═══ Exercise input

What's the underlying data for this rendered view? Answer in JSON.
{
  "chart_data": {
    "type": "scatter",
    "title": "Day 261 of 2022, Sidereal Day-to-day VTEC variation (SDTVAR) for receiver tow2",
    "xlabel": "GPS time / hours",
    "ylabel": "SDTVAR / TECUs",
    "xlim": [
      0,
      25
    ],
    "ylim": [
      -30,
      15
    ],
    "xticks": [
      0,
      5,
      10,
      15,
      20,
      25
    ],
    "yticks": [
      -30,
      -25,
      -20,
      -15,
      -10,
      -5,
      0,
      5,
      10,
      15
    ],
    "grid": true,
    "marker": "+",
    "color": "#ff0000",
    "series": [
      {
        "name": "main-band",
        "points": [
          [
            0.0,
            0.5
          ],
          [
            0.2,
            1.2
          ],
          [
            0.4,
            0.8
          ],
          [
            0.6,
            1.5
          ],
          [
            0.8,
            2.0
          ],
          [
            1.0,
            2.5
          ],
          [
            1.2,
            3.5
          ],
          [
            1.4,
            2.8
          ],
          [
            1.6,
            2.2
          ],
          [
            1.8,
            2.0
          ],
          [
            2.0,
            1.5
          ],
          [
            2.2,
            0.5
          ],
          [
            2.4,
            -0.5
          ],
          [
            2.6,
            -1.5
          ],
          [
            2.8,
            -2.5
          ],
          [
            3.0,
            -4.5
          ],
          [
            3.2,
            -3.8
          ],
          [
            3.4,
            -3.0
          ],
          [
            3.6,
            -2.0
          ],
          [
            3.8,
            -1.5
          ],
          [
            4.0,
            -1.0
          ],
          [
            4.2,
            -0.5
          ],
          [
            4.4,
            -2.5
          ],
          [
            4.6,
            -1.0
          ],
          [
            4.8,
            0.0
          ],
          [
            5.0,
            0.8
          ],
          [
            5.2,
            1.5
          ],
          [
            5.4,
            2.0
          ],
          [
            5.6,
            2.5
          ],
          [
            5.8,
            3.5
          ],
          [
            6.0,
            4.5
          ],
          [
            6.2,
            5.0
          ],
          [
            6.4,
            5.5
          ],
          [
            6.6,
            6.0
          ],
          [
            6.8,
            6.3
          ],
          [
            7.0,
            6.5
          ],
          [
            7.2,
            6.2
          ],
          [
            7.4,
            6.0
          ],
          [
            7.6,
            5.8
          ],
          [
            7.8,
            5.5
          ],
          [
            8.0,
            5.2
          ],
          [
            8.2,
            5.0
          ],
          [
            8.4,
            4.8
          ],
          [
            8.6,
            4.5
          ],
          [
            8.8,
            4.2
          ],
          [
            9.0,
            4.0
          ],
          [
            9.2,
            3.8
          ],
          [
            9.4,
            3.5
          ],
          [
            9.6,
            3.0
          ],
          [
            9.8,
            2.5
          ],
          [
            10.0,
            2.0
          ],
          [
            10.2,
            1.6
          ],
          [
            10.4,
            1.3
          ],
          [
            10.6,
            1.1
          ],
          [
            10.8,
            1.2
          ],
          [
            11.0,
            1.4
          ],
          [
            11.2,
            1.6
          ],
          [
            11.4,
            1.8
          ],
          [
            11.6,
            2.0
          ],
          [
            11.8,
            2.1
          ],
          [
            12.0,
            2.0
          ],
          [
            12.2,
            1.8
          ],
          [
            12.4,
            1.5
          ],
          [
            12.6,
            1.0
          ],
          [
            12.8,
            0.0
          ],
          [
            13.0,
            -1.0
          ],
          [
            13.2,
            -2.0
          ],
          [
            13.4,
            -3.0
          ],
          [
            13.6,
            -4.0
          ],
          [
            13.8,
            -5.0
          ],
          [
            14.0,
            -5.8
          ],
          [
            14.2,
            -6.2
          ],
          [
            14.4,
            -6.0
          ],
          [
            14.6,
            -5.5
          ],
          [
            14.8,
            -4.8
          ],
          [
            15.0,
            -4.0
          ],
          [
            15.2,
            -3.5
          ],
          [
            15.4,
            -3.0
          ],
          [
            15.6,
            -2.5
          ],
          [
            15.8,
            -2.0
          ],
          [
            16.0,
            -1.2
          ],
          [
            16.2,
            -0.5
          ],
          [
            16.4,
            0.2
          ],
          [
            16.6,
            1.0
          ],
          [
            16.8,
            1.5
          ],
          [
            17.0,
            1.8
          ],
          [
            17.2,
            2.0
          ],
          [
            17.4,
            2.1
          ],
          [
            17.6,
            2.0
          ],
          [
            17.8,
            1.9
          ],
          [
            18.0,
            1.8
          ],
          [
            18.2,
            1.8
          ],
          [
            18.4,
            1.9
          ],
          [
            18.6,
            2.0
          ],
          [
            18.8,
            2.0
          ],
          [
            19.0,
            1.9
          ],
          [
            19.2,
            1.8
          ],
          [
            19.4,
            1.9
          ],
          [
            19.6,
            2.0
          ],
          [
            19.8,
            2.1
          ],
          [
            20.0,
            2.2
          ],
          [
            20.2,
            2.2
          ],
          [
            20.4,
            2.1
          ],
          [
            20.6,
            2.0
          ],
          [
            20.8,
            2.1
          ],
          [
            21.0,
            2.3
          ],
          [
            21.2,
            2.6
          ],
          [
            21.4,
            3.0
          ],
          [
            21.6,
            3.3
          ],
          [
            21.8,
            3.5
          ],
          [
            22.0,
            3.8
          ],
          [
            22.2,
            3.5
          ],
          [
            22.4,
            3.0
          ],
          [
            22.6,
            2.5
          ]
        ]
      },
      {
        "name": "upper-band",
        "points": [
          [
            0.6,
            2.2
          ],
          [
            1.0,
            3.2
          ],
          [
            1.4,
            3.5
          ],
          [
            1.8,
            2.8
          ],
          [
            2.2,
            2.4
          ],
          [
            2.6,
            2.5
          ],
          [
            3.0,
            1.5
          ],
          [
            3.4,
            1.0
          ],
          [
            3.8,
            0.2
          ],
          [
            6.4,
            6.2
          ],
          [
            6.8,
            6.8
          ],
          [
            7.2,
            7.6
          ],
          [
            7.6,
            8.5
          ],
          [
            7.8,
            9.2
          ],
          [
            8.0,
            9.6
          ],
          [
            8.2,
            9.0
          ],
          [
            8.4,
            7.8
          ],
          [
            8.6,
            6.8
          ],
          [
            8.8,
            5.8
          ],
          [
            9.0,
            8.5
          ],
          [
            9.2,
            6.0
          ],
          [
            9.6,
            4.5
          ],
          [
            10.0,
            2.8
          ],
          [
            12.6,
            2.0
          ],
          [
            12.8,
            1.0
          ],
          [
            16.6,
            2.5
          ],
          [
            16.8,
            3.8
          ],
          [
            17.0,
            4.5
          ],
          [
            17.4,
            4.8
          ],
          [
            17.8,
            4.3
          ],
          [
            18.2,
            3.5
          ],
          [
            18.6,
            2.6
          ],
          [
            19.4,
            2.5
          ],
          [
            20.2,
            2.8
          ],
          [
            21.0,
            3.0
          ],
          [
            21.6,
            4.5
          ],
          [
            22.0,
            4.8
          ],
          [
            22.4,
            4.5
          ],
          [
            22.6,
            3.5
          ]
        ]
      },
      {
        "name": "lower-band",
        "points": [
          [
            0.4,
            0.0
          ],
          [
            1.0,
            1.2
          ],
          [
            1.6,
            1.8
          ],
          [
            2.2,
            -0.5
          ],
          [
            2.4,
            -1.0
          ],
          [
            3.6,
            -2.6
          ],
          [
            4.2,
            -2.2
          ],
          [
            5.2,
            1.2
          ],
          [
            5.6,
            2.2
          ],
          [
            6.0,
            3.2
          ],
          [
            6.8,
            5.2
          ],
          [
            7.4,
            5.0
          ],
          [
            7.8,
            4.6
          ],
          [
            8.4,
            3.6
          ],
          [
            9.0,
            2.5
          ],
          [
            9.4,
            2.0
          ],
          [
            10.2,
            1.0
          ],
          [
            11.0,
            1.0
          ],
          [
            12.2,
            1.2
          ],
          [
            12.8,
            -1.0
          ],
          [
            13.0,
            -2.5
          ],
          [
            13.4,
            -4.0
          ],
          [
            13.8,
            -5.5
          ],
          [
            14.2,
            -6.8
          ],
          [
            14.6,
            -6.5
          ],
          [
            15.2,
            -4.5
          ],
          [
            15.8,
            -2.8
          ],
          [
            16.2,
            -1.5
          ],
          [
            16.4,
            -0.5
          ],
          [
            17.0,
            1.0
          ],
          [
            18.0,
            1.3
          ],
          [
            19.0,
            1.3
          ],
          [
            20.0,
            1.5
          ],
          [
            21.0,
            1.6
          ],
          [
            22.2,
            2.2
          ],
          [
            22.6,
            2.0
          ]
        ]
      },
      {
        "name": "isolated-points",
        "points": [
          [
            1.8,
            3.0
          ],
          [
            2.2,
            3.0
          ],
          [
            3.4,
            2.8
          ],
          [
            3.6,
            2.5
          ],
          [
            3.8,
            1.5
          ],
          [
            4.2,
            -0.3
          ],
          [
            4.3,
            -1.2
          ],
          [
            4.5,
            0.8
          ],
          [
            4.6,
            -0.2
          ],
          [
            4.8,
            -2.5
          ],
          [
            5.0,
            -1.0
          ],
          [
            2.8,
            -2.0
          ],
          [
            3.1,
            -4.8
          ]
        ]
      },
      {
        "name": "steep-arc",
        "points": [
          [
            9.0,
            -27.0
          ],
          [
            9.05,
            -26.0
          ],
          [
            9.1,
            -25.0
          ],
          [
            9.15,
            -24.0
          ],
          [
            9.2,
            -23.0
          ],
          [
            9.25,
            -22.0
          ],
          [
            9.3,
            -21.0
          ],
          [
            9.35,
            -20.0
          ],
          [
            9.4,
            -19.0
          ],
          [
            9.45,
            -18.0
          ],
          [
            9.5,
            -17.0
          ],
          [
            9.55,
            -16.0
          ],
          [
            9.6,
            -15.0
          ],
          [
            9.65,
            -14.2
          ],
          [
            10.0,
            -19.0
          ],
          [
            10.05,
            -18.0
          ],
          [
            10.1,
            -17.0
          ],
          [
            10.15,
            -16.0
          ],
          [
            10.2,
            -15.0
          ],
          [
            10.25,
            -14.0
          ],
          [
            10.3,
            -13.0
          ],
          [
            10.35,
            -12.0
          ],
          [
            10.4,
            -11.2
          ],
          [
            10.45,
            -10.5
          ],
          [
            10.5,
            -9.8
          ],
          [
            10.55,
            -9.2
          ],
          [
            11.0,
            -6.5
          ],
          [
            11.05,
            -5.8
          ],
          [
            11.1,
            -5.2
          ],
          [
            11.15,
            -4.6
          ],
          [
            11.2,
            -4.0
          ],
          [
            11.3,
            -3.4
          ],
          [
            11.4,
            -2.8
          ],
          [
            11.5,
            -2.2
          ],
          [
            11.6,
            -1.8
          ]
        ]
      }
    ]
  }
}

══════

**The task:** Point out every line holding the string "name" and copy it.

**Correct output:**
        "name": "main-band",
        "name": "upper-band",
        "name": "lower-band",
        "name": "isolated-points",
        "name": "steep-arc",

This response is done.